Requirements.
Go through the listing and copy each line with the string "JSON".

Records supplied.
------------------------------------------------------------------------

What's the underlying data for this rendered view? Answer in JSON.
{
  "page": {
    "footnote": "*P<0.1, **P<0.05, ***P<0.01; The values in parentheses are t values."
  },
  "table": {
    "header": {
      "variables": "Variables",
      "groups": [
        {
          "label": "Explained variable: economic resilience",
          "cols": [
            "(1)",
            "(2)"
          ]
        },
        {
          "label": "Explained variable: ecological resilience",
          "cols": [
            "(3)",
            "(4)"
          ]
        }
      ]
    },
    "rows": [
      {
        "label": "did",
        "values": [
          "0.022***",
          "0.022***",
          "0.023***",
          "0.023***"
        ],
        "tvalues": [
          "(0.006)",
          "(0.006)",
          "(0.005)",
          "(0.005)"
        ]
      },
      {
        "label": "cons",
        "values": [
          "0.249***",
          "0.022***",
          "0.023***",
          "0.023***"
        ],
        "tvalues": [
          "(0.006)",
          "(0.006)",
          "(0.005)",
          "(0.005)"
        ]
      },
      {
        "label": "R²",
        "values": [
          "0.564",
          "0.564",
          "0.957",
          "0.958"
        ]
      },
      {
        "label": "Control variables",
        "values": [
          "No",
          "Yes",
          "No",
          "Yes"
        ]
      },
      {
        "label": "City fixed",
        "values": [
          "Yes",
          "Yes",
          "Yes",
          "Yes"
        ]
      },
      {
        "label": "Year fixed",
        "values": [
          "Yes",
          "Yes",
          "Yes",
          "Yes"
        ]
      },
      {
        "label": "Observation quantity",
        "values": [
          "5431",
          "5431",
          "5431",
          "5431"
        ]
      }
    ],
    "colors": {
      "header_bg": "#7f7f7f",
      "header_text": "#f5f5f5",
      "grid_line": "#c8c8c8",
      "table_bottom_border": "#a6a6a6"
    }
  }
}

------------------------------------------------------------------------

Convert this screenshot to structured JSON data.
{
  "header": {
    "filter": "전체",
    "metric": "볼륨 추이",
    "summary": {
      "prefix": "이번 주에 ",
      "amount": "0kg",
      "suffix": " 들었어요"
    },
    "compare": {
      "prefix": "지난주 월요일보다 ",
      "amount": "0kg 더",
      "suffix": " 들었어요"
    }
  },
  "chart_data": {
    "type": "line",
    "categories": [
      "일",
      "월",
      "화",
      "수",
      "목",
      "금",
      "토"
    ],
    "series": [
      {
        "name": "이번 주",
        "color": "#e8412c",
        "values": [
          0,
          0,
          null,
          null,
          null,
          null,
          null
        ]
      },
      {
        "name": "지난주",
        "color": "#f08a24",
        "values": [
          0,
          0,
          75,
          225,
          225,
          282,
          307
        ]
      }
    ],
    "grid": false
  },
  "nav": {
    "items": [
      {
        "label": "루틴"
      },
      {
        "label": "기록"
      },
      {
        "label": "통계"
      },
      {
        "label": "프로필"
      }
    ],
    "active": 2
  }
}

------------------------------------------------------------------------

Response to the exercise.
What's the underlying data for this rendered view? Answer in JSON.
Convert this screenshot to structured JSON data.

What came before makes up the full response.